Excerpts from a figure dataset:
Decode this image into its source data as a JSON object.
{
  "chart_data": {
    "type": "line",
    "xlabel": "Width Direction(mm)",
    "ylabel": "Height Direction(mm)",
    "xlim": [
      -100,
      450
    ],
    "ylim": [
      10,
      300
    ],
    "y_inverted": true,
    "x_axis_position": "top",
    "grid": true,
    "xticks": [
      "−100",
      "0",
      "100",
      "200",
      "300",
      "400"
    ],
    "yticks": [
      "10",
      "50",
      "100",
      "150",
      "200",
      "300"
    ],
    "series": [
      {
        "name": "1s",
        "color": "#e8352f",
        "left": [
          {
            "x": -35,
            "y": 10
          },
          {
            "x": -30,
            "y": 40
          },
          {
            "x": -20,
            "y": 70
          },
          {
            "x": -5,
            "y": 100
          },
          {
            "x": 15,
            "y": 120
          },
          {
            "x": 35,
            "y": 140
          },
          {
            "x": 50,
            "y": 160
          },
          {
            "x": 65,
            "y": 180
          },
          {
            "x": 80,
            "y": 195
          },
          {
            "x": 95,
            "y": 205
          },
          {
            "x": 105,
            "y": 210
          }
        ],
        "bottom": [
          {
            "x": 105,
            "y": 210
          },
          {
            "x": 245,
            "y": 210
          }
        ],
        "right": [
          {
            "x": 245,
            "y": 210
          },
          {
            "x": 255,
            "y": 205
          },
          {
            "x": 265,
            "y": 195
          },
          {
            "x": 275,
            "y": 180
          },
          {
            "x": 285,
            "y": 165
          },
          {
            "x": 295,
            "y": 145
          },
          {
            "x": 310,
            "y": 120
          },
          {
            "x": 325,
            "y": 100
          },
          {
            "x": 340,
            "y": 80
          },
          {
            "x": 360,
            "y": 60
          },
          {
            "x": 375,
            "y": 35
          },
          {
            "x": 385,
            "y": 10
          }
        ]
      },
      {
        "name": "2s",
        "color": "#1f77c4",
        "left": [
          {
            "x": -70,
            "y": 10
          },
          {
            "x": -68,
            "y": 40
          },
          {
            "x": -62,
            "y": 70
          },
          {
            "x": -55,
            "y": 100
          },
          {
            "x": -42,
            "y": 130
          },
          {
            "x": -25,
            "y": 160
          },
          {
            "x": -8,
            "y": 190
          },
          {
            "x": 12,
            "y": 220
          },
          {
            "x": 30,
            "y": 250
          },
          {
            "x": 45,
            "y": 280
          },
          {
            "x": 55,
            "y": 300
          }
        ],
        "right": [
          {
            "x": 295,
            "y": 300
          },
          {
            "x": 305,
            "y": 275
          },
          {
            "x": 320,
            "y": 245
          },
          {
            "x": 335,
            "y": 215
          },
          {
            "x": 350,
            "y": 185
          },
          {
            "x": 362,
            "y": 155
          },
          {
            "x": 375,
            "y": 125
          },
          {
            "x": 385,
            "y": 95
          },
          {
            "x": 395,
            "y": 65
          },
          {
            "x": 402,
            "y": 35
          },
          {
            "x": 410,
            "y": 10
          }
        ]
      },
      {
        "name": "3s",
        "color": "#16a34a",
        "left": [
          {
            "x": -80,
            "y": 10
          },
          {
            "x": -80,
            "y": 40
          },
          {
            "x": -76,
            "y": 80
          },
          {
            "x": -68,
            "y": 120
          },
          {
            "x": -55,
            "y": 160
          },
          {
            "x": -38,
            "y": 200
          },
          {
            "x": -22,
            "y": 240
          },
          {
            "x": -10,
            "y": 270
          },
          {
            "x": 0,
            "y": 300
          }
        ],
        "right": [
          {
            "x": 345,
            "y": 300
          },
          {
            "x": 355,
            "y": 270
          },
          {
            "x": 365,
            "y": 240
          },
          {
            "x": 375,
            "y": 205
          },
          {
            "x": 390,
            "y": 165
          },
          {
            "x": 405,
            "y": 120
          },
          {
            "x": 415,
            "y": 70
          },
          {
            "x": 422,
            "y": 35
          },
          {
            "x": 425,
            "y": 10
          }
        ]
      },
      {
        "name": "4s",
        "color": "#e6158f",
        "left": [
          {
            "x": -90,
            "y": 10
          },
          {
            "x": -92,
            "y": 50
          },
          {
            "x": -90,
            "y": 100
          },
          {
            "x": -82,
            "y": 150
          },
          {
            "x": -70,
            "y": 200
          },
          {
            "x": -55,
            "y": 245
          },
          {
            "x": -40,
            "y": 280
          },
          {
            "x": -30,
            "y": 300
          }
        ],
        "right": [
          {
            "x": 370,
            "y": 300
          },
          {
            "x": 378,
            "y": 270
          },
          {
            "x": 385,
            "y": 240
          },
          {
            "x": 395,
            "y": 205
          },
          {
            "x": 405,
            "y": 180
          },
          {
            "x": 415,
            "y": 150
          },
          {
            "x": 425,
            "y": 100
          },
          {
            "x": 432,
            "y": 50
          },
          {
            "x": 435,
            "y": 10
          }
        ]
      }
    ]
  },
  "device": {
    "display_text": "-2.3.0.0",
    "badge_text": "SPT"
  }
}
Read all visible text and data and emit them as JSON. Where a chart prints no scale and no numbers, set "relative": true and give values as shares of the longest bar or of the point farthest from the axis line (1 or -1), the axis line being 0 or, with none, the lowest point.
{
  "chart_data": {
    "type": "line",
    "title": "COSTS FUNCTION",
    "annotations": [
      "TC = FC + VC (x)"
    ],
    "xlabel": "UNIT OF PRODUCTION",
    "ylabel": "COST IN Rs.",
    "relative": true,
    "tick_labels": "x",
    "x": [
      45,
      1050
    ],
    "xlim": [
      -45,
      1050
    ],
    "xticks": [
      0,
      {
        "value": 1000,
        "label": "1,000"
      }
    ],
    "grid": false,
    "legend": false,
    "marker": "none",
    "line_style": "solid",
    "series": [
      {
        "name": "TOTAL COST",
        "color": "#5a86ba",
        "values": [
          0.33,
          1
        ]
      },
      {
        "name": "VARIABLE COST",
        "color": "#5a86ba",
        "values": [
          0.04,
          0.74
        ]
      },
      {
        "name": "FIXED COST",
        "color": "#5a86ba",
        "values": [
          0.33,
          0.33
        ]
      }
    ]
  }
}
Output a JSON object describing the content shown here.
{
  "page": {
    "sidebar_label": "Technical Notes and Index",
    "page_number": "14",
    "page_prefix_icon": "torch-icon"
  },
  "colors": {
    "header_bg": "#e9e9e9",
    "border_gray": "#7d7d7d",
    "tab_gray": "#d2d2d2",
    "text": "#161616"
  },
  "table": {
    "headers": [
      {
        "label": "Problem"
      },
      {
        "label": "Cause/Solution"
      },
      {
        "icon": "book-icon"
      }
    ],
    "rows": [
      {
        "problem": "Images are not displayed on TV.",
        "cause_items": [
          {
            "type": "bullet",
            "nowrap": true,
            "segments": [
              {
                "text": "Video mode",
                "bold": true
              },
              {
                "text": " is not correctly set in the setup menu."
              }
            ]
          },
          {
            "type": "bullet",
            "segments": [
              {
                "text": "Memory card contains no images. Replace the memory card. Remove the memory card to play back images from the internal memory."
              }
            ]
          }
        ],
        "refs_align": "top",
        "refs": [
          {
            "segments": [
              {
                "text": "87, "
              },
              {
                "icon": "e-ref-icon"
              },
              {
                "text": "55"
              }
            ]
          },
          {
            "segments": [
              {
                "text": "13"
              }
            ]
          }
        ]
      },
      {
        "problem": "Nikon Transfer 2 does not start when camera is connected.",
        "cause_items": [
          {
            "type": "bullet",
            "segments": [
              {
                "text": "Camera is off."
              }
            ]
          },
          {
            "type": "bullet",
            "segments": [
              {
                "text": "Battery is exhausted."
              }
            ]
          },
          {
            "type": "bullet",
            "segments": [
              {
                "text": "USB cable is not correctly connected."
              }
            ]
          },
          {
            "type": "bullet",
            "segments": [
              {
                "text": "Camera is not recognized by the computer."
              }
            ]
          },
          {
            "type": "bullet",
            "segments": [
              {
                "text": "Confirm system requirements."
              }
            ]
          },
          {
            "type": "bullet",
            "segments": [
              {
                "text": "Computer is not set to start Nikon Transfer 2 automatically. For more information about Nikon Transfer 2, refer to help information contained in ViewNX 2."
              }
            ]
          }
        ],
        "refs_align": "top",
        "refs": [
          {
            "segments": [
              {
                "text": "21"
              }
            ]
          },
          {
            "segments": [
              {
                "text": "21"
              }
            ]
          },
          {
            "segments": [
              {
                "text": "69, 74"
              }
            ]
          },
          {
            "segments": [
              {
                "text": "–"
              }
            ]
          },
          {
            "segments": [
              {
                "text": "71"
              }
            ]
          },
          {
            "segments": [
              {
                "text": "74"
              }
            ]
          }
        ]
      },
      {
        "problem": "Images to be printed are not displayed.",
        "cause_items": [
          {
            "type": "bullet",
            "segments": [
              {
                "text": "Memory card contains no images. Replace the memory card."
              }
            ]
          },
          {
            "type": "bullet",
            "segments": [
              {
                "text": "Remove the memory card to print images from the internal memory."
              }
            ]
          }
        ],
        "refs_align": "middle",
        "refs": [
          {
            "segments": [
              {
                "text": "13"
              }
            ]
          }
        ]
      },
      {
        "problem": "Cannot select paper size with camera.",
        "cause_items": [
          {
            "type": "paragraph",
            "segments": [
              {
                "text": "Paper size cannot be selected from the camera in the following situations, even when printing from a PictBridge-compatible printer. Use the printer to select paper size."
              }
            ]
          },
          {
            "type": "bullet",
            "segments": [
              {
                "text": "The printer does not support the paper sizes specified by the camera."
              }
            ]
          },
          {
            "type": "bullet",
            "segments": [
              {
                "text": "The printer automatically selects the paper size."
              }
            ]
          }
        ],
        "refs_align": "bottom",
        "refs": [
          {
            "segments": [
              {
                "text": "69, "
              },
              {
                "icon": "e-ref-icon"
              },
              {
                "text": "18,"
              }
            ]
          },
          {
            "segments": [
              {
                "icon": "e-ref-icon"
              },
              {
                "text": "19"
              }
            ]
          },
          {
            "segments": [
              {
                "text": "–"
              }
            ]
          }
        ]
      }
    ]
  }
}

• [Task prompt]: Tell how many lines in the records above contain "none", giving the number and no other words.

• [Response below]: 2